EXERCISE DETAILS: Reproduce the material in full, exactly as written.

Data records:
- - -
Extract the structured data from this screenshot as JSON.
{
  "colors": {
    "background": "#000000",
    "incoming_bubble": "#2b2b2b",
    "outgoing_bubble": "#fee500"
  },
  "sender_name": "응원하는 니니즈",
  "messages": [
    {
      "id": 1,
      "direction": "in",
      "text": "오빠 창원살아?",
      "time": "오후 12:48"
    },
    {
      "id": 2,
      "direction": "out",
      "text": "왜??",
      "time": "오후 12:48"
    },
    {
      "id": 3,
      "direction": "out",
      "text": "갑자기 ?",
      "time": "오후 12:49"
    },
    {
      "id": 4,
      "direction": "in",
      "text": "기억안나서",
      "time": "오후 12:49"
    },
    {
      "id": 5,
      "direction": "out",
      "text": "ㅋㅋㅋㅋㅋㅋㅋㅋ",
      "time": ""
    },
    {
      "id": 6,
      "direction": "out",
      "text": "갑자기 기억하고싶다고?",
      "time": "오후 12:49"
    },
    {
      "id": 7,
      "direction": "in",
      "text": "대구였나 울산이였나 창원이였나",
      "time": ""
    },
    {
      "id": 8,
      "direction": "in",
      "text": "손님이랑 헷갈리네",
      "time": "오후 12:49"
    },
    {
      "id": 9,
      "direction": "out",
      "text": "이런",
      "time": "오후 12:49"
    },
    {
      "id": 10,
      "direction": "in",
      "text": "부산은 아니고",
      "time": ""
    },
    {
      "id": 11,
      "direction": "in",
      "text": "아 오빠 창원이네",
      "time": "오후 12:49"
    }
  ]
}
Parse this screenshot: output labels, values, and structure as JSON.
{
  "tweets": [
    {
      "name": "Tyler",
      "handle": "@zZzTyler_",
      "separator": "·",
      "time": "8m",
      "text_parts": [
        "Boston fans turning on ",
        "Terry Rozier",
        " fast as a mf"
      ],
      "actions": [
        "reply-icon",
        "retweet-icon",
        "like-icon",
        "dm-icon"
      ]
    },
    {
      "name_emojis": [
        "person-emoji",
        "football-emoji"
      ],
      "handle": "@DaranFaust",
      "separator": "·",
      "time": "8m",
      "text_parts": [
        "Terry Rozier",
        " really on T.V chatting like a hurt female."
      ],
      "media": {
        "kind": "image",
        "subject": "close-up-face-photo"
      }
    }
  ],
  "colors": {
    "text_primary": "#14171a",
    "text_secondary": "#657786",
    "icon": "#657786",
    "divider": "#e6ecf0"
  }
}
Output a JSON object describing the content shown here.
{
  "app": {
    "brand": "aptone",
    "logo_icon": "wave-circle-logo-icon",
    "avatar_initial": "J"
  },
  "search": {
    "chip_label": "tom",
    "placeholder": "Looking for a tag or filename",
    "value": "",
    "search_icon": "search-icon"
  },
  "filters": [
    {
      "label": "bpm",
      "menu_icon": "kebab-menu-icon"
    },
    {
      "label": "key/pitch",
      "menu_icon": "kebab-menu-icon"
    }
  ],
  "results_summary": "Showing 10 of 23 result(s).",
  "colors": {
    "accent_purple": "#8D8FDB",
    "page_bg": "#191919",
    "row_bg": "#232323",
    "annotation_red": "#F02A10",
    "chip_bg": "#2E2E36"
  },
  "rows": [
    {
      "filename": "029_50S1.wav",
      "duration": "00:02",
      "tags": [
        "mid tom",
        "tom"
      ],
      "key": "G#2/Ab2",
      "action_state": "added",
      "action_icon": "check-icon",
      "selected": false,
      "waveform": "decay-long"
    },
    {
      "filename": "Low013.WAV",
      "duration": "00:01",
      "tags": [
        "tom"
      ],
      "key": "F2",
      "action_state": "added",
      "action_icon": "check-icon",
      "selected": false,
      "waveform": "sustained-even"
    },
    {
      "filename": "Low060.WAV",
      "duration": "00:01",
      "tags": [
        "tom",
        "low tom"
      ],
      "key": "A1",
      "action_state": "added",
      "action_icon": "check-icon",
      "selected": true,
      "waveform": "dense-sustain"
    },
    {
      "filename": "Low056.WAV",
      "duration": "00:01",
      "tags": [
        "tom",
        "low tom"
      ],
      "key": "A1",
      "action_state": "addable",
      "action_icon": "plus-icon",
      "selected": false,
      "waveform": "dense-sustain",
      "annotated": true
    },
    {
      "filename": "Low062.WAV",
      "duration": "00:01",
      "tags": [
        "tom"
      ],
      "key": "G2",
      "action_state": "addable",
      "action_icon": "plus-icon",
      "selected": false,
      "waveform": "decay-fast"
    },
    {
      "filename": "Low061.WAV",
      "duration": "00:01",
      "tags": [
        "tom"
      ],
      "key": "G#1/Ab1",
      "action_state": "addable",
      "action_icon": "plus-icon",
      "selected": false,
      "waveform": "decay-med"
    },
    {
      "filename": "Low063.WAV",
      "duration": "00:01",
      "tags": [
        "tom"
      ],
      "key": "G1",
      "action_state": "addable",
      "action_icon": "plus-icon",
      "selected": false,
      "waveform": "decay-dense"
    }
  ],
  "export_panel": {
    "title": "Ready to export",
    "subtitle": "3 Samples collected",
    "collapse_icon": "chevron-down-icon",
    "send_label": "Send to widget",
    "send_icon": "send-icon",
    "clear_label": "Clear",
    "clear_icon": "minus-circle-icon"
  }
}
- - -
RESPONSE TO THIS TASK:
Extract the structured data from this screenshot as JSON.
{
  "colors": {
    "background": "#000000",
    "incoming_bubble": "#2b2b2b",
    "outgoing_bubble": "#fee500"
  },
  "sender_name": "응원하는 니니즈",
  "messages": [
    {
      "id": 1,
      "direction": "in",
      "text": "오빠 창원살아?",
      "time": "오후 12:48"
    },
    {
      "id": 2,
      "direction": "out",
      "text": "왜??",
      "time": "오후 12:48"
    },
    {
      "id": 3,
      "direction": "out",
      "text": "갑자기 ?",
      "time": "오후 12:49"
    },
    {
      "id": 4,
      "direction": "in",
      "text": "기억안나서",
      "time": "오후 12:49"
    },
    {
      "id": 5,
      "direction": "out",
      "text": "ㅋㅋㅋㅋㅋㅋㅋㅋ",
      "time": ""
    },
    {
      "id": 6,
      "direction": "out",
      "text": "갑자기 기억하고싶다고?",
      "time": "오후 12:49"
    },
    {
      "id": 7,
      "direction": "in",
      "text": "대구였나 울산이였나 창원이였나",
      "time": ""
    },
    {
      "id": 8,
      "direction": "in",
      "text": "손님이랑 헷갈리네",
      "time": "오후 12:49"
    },
    {
      "id": 9,
      "direction": "out",
      "text": "이런",
      "time": "오후 12:49"
    },
    {
      "id": 10,
      "direction": "in",
      "text": "부산은 아니고",
      "time": ""
    },
    {
      "id": 11,
      "direction": "in",
      "text": "아 오빠 창원이네",
      "time": "오후 12:49"
    }
  ]
}
Parse this screenshot: output labels, values, and structure as JSON.
{
  "tweets": [
    {
      "name": "Tyler",
      "handle": "@zZzTyler_",
      "separator": "·",
      "time": "8m",
      "text_parts": [
        "Boston fans turning on ",
        "Terry Rozier",
        " fast as a mf"
      ],
      "actions": [
        "reply-icon",
        "retweet-icon",
        "like-icon",
        "dm-icon"
      ]
    },
    {
      "name_emojis": [
        "person-emoji",
        "football-emoji"
      ],
      "handle": "@DaranFaust",
      "separator": "·",
      "time": "8m",
      "text_parts": [
        "Terry Rozier",
        " really on T.V chatting like a hurt female."
      ],
      "media": {
        "kind": "image",
        "subject": "close-up-face-photo"
      }
    }
  ],
  "colors": {
    "text_primary": "#14171a",
    "text_secondary": "#657786",
    "icon": "#657786",
    "divider": "#e6ecf0"
  }
}
Output a JSON object describing the content shown here.
{
  "app": {
    "brand": "aptone",
    "logo_icon": "wave-circle-logo-icon",
    "avatar_initial": "J"
  },
  "search": {
    "chip_label": "tom",
    "placeholder": "Looking for a tag or filename",
    "value": "",
    "search_icon": "search-icon"
  },
  "filters": [
    {
      "label": "bpm",
      "menu_icon": "kebab-menu-icon"
    },
    {
      "label": "key/pitch",
      "menu_icon": "kebab-menu-icon"
    }
  ],
  "results_summary": "Showing 10 of 23 result(s).",
  "colors": {
    "accent_purple": "#8D8FDB",
    "page_bg": "#191919",
    "row_bg": "#232323",
    "annotation_red": "#F02A10",
    "chip_bg": "#2E2E36"
  },
  "rows": [
    {
      "filename": "029_50S1.wav",
      "duration": "00:02",
      "tags": [
        "mid tom",
        "tom"
      ],
      "key": "G#2/Ab2",
      "action_state": "added",
      "action_icon": "check-icon",
      "selected": false,
      "waveform": "decay-long"
    },
    {
      "filename": "Low013.WAV",
      "duration": "00:01",
      "tags": [
        "tom"
      ],
      "key": "F2",
      "action_state": "added",
      "action_icon": "check-icon",
      "selected": false,
      "waveform": "sustained-even"
    },
    {
      "filename": "Low060.WAV",
      "duration": "00:01",
      "tags": [
        "tom",
        "low tom"
      ],
      "key": "A1",
      "action_state": "added",
      "action_icon": "check-icon",
      "selected": true,
      "waveform": "dense-sustain"
    },
    {
      "filename": "Low056.WAV",
      "duration": "00:01",
      "tags": [
        "tom",
        "low tom"
      ],
      "key": "A1",
      "action_state": "addable",
      "action_icon": "plus-icon",
      "selected": false,
      "waveform": "dense-sustain",
      "annotated": true
    },
    {
      "filename": "Low062.WAV",
      "duration": "00:01",
      "tags": [
        "tom"
      ],
      "key": "G2",
      "action_state": "addable",
      "action_icon": "plus-icon",
      "selected": false,
      "waveform": "decay-fast"
    },
    {
      "filename": "Low061.WAV",
      "duration": "00:01",
      "tags": [
        "tom"
      ],
      "key": "G#1/Ab1",
      "action_state": "addable",
      "action_icon": "plus-icon",
      "selected": false,
      "waveform": "decay-med"
    },
    {
      "filename": "Low063.WAV",
      "duration": "00:01",
      "tags": [
        "tom"
      ],
      "key": "G1",
      "action_state": "addable",
      "action_icon": "plus-icon",
      "selected": false,
      "waveform": "decay-dense"
    }
  ],
  "export_panel": {
    "title": "Ready to export",
    "subtitle": "3 Samples collected",
    "collapse_icon": "chevron-down-icon",
    "send_label": "Send to widget",
    "send_icon": "send-icon",
    "clear_label": "Clear",
    "clear_icon": "minus-circle-icon"
  }
}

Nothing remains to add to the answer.